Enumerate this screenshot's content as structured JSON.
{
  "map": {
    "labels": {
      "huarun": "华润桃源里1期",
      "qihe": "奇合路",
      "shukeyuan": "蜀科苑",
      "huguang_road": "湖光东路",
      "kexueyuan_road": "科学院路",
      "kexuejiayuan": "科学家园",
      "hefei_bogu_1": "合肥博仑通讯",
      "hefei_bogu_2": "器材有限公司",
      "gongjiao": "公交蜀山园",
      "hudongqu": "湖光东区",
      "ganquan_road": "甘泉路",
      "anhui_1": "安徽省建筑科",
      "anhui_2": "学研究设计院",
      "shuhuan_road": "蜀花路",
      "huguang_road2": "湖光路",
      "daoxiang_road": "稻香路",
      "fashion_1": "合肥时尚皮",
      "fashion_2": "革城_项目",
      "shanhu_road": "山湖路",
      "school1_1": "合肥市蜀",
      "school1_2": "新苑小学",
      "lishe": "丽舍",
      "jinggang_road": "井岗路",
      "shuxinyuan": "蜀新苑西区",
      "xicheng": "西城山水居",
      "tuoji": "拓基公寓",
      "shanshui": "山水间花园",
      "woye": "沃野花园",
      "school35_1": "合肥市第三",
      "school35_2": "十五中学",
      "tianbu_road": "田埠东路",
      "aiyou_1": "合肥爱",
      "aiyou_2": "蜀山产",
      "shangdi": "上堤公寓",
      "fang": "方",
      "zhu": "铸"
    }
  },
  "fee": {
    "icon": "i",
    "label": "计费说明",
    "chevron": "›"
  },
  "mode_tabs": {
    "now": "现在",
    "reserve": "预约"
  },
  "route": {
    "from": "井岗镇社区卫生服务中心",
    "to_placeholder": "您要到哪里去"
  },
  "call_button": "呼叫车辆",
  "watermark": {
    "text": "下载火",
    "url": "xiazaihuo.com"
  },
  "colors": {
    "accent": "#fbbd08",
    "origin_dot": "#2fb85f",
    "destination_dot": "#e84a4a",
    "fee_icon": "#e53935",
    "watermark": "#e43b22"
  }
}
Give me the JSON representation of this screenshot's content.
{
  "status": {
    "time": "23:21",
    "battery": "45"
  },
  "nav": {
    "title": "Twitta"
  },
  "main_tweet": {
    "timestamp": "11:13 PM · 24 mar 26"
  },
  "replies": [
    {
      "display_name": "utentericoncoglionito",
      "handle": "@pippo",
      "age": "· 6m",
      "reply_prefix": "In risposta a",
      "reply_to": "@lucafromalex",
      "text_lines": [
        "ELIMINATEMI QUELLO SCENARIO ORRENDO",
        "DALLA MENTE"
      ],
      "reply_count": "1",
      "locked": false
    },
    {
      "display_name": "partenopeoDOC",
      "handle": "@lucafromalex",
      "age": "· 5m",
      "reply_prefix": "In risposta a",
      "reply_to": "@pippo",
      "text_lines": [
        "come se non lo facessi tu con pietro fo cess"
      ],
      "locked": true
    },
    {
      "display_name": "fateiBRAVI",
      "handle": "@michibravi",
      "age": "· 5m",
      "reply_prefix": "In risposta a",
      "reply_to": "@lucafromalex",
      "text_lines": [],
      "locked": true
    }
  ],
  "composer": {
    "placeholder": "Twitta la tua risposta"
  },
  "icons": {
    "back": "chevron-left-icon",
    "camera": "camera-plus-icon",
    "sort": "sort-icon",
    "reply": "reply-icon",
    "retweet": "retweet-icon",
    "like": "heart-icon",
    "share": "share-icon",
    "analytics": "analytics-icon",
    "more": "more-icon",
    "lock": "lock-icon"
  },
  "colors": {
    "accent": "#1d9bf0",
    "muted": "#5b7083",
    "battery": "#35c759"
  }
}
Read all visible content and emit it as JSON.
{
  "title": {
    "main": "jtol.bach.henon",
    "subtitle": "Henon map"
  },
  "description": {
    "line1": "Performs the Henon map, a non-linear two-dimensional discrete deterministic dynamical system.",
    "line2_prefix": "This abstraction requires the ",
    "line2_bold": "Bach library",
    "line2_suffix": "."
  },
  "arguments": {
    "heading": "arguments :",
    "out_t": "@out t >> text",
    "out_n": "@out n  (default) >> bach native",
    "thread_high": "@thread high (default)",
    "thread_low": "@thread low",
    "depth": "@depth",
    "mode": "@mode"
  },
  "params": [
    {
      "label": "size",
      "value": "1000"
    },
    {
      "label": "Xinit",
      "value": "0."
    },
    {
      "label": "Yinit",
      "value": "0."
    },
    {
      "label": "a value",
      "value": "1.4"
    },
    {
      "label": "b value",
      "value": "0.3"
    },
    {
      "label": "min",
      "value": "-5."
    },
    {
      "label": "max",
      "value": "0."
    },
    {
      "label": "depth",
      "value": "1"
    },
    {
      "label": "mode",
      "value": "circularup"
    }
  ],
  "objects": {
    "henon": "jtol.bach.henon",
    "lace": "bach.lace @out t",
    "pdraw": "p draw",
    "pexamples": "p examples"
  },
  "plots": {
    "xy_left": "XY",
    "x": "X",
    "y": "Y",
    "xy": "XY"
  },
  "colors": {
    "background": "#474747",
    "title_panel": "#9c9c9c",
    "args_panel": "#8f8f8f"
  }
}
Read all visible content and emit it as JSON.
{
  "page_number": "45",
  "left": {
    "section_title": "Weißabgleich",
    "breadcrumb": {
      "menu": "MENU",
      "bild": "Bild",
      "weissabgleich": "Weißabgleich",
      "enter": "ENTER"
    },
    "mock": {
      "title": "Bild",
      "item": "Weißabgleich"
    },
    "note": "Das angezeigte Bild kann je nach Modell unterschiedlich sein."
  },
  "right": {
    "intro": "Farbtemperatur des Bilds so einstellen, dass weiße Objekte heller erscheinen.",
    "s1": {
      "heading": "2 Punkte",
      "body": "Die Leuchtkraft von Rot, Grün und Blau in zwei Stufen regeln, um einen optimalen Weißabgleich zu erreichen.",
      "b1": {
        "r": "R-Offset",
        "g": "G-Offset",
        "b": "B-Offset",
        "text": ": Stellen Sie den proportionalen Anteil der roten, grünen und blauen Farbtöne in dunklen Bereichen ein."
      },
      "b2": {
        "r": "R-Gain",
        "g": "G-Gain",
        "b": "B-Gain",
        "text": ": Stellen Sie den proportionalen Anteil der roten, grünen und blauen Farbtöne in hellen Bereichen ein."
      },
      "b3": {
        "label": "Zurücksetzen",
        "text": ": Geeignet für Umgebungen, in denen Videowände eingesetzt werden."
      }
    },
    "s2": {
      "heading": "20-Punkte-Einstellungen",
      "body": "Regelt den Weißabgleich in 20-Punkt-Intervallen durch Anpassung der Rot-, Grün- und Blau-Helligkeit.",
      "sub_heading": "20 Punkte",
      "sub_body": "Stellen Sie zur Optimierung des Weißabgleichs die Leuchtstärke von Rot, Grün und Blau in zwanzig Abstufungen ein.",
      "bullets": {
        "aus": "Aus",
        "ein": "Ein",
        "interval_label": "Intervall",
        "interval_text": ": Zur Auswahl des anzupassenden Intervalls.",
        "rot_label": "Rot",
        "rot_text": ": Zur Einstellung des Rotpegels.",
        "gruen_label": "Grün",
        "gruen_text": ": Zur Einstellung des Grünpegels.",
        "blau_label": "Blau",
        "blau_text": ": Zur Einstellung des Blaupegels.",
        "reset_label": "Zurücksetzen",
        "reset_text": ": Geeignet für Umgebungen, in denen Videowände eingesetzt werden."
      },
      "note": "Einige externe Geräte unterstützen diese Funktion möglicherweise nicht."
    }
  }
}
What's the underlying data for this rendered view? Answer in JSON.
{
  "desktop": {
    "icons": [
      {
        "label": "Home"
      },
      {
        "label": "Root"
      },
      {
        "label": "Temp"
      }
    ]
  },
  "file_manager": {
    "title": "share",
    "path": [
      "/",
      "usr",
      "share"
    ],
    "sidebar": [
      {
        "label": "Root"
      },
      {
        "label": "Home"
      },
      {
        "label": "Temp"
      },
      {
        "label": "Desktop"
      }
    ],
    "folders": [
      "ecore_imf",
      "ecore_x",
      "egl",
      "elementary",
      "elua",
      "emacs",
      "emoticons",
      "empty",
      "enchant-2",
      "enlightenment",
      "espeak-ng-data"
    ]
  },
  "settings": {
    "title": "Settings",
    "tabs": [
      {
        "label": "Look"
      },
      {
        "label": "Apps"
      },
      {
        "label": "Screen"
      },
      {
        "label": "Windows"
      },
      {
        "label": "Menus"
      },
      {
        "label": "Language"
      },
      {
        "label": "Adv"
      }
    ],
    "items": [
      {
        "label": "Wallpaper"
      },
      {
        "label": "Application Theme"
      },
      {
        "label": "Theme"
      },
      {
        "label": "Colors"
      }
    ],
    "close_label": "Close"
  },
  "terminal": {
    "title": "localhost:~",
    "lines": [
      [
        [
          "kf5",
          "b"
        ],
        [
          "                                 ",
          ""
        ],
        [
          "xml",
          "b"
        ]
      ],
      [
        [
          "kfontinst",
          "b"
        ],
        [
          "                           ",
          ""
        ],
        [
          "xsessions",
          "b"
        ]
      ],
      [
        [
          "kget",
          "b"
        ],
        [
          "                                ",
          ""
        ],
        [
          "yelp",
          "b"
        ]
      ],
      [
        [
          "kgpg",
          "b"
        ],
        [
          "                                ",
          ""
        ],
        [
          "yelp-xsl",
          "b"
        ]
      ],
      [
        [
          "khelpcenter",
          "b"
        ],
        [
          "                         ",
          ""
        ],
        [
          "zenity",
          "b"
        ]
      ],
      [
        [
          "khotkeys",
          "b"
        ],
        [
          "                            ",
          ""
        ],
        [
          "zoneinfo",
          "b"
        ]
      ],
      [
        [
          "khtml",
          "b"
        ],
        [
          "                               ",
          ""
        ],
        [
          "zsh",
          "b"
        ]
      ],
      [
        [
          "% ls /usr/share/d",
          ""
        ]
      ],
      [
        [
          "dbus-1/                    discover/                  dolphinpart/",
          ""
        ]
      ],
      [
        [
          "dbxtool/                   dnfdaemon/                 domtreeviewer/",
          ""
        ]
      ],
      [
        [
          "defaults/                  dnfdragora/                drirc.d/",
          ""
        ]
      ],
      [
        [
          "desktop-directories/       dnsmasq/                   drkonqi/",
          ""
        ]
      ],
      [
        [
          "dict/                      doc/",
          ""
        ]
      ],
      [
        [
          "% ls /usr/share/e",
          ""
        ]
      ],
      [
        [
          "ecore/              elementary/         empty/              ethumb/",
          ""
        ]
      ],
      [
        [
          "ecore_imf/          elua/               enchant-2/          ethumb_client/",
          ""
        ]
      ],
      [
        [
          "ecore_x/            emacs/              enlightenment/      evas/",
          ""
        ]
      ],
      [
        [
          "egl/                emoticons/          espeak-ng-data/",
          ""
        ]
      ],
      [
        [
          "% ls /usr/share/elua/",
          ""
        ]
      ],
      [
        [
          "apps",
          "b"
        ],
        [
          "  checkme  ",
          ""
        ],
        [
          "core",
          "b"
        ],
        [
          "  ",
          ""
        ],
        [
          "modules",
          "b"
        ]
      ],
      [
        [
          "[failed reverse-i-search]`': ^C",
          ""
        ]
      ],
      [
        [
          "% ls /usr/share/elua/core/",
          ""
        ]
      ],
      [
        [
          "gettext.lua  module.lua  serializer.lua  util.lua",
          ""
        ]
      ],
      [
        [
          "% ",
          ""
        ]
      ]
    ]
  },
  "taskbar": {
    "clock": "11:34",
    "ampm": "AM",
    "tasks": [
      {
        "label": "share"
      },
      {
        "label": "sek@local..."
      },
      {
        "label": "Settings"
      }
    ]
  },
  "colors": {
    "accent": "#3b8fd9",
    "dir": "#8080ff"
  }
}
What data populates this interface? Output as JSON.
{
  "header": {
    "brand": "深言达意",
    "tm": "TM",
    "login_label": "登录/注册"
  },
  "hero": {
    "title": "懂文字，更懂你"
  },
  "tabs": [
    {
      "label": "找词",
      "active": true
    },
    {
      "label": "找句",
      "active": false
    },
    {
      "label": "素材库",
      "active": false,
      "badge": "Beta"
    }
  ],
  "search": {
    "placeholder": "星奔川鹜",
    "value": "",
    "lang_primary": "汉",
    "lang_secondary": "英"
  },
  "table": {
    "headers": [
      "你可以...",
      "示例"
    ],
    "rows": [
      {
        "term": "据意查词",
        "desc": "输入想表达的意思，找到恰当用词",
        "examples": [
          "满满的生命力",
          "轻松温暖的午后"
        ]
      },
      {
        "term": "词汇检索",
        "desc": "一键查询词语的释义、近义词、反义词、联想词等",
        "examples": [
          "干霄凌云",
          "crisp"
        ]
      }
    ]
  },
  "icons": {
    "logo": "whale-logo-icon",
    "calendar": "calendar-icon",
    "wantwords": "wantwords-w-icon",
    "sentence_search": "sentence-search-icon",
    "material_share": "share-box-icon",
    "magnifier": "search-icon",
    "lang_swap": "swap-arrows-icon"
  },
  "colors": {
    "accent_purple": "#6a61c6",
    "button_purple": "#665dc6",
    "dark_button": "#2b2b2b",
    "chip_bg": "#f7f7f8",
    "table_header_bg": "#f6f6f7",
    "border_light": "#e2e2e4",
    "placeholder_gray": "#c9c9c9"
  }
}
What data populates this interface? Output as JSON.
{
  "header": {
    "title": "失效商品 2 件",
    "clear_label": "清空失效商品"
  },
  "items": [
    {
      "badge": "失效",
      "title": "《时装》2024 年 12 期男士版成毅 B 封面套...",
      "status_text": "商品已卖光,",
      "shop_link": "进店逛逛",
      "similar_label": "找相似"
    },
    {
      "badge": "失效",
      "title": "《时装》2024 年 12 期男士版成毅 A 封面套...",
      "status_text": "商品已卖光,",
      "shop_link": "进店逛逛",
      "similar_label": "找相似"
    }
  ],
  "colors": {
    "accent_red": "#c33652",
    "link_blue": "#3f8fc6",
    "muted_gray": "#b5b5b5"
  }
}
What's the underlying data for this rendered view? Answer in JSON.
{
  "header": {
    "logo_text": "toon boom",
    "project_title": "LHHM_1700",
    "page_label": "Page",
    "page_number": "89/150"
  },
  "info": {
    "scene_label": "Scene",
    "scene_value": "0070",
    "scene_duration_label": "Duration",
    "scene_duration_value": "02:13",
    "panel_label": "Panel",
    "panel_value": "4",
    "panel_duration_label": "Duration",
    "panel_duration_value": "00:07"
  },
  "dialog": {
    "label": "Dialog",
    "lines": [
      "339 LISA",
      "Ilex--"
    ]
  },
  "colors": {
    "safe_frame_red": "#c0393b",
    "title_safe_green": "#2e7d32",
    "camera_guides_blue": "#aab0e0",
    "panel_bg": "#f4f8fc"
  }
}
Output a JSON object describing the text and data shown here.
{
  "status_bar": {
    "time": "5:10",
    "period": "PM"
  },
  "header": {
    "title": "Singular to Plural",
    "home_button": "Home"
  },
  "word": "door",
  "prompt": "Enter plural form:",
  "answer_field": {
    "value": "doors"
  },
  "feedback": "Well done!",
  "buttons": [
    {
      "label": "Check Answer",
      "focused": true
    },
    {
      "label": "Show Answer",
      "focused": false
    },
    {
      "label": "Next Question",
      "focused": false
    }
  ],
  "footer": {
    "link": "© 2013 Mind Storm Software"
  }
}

:::::

**YOUR INSTRUCTIONS**. Copy every line that contains the string "Umgebungen".

**FINAL ANSWER**.
        "text": ": Geeignet für Umgebungen, in denen Videowände eingesetzt werden."
        "reset_text": ": Geeignet für Umgebungen, in denen Videowände eingesetzt werden."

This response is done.